◆ Aim:
Please copy every line of the records below that holds the word "作业负责人".

◆ Provided records:
· · · ·
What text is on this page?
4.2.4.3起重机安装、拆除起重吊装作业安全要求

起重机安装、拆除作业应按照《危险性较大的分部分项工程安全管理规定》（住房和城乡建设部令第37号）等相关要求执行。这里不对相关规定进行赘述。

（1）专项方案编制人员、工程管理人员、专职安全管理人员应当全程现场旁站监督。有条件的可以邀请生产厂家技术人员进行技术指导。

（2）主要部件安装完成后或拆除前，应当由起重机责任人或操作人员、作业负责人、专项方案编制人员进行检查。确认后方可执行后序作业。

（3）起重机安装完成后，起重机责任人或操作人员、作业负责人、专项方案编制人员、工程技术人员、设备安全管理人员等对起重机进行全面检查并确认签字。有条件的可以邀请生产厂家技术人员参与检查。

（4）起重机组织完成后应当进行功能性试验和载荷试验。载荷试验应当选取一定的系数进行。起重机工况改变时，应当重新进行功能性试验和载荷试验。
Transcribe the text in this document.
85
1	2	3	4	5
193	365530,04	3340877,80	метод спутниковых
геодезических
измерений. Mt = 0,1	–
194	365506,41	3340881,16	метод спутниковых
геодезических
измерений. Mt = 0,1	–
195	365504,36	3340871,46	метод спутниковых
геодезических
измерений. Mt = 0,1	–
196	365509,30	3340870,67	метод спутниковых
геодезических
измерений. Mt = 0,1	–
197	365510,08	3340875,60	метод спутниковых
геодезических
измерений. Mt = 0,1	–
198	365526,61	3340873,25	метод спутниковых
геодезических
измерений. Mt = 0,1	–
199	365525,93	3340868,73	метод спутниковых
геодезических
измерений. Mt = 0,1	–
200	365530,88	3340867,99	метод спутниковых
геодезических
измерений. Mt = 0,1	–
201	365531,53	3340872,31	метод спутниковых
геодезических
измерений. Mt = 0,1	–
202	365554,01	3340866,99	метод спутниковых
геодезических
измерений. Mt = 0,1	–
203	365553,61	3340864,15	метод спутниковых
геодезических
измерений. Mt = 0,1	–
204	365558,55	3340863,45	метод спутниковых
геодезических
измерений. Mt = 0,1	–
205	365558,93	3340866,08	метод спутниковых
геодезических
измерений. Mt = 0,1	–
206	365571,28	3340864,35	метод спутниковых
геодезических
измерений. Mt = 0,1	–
· · · ·
◆ Task result:
（2）主要部件安装完成后或拆除前，应当由起重机责任人或操作人员、作业负责人、专项方案编制人员进行检查。确认后方可执行后序作业。
（3）起重机安装完成后，起重机责任人或操作人员、作业负责人、专项方案编制人员、工程技术人员、设备安全管理人员等对起重机进行全面检查并确认签字。有条件的可以邀请生产厂家技术人员参与检查。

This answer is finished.